■ **Stored records**:
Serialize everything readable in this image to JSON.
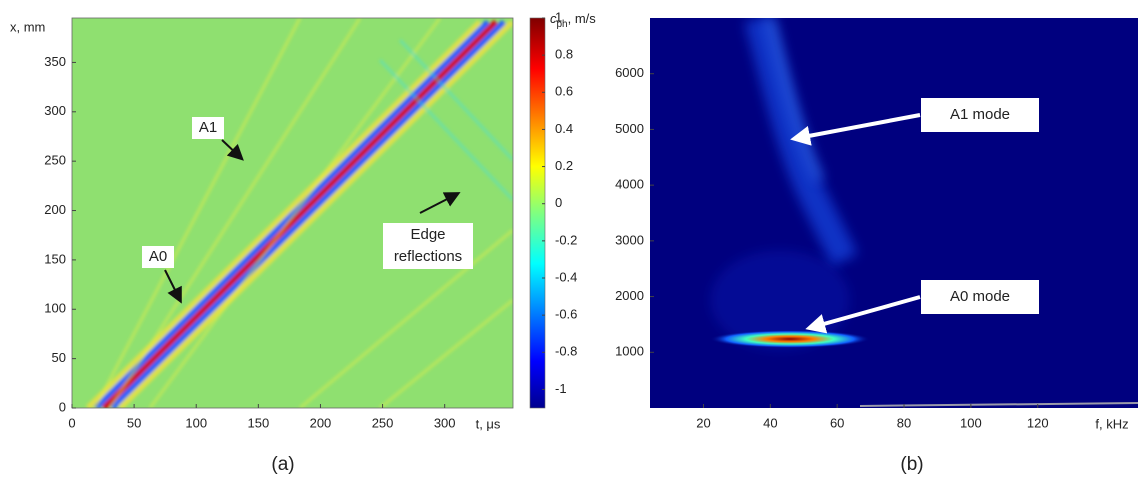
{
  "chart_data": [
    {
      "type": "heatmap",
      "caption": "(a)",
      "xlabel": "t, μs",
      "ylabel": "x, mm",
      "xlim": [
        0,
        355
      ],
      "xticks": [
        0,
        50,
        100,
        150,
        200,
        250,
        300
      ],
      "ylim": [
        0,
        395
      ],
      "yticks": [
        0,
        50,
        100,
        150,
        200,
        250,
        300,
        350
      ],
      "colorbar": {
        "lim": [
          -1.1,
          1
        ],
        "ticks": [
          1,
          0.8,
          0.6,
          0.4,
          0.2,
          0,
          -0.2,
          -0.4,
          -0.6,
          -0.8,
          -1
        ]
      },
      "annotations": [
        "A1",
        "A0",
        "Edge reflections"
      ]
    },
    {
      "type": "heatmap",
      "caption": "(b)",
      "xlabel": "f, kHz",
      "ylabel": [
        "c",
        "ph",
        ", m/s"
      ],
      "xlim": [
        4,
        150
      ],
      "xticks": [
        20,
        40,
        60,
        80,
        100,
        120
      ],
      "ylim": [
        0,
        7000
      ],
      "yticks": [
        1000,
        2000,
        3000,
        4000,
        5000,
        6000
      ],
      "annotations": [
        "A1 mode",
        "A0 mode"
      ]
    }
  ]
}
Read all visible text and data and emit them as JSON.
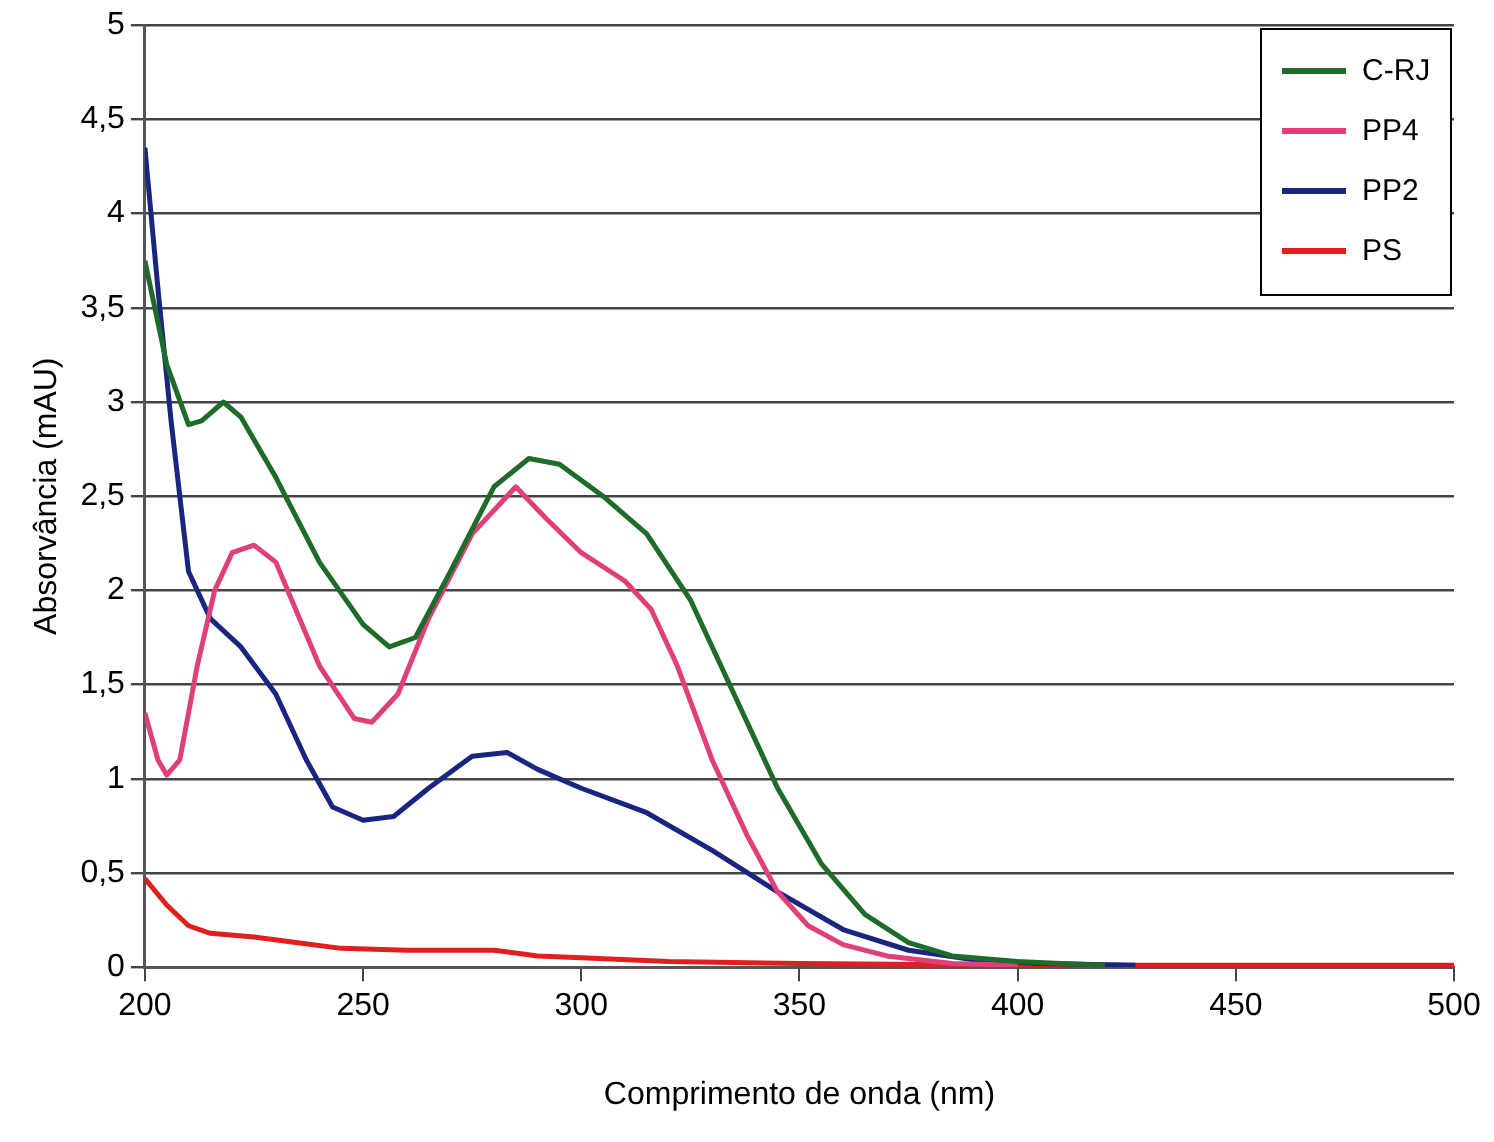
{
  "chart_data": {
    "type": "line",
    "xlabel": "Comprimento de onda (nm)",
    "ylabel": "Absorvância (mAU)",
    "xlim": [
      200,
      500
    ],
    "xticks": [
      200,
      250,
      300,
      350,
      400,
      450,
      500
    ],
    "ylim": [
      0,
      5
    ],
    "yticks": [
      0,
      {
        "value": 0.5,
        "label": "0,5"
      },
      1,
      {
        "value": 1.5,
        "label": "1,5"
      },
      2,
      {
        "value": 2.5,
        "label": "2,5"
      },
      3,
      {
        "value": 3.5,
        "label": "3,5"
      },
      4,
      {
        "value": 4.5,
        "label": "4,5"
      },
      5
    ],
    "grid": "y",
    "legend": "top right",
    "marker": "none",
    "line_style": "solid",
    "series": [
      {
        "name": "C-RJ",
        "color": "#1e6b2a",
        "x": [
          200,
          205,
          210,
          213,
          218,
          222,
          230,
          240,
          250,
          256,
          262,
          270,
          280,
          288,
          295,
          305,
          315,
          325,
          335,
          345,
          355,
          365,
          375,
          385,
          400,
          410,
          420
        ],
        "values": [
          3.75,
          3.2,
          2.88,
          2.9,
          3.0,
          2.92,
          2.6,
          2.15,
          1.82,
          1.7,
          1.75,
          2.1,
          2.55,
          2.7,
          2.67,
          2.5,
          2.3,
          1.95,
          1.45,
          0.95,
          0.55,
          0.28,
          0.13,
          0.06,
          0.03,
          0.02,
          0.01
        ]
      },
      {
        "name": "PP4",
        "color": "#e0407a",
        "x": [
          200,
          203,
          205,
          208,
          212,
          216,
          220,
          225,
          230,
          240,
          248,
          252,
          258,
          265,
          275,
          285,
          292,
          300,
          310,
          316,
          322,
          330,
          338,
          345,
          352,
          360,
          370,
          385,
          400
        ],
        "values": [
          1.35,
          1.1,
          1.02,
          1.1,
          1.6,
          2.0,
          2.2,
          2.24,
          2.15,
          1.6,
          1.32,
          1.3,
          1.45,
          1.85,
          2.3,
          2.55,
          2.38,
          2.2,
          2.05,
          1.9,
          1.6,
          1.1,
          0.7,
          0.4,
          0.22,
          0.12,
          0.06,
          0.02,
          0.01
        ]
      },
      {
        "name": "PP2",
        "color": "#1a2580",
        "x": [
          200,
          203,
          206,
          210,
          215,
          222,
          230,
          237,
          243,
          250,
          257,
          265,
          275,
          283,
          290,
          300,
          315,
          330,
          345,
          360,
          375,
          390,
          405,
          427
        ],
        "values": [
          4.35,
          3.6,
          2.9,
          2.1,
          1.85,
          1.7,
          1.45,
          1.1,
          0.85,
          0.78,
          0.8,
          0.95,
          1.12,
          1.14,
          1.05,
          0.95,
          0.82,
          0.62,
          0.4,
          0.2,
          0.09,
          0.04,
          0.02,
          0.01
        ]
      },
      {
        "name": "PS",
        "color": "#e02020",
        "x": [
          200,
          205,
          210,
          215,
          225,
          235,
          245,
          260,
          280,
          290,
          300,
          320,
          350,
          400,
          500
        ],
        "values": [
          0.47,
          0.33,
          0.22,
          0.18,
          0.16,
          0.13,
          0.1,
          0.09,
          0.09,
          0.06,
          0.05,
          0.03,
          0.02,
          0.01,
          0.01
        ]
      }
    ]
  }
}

■ **The exercise**: Return each line of the data that contains the string "ylabel".

■ **Reply to the exercise**:
      "ylabel": "x, mm",
      "ylabel": [
    "ylabel": "Absorvância (mAU)",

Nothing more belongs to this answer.